*TASK OBJECTIVE*. Arrange the lines of the data below as a JSON list of strings, one string per line and with blank lines left out, covering only the lines from the start of the data through the line containing "bar-facet1-cat1-series0 <box>834 507", inclusive.

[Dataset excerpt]
• • • •

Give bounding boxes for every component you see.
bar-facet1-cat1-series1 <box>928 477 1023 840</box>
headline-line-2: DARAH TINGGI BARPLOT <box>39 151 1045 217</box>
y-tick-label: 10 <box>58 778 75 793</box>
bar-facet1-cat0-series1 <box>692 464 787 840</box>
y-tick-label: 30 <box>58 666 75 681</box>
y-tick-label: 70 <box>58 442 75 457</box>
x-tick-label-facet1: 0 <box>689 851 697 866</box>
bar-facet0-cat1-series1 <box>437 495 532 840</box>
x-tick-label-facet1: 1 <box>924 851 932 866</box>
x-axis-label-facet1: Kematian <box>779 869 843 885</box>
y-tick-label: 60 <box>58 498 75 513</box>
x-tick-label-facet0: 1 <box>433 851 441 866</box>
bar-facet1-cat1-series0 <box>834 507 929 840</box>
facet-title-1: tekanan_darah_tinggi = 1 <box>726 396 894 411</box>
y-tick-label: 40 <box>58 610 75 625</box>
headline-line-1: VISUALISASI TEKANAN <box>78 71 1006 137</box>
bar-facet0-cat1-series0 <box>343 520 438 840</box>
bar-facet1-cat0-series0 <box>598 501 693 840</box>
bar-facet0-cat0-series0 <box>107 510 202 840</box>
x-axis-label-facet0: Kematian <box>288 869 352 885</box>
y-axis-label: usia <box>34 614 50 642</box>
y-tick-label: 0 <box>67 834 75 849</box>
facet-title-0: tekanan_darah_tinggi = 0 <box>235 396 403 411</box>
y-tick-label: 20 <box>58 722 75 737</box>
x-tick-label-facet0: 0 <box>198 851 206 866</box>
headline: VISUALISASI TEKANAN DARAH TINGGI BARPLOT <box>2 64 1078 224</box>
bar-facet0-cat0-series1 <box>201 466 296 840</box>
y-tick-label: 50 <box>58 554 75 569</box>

• • • •

*RESPONSE TO THIS EXERCISE*.
[
  "Give bounding boxes for every component you see.",
  "bar-facet1-cat1-series1 <box>928 477 1023 840</box>",
  "headline-line-2: DARAH TINGGI BARPLOT <box>39 151 1045 217</box>",
  "y-tick-label: 10 <box>58 778 75 793</box>",
  "bar-facet1-cat0-series1 <box>692 464 787 840</box>",
  "y-tick-label: 30 <box>58 666 75 681</box>",
  "y-tick-label: 70 <box>58 442 75 457</box>",
  "x-tick-label-facet1: 0 <box>689 851 697 866</box>",
  "bar-facet0-cat1-series1 <box>437 495 532 840</box>",
  "x-tick-label-facet1: 1 <box>924 851 932 866</box>",
  "x-axis-label-facet1: Kematian <box>779 869 843 885</box>",
  "y-tick-label: 60 <box>58 498 75 513</box>",
  "x-tick-label-facet0: 1 <box>433 851 441 866</box>",
  "bar-facet1-cat1-series0 <box>834 507 929 840</box>"
]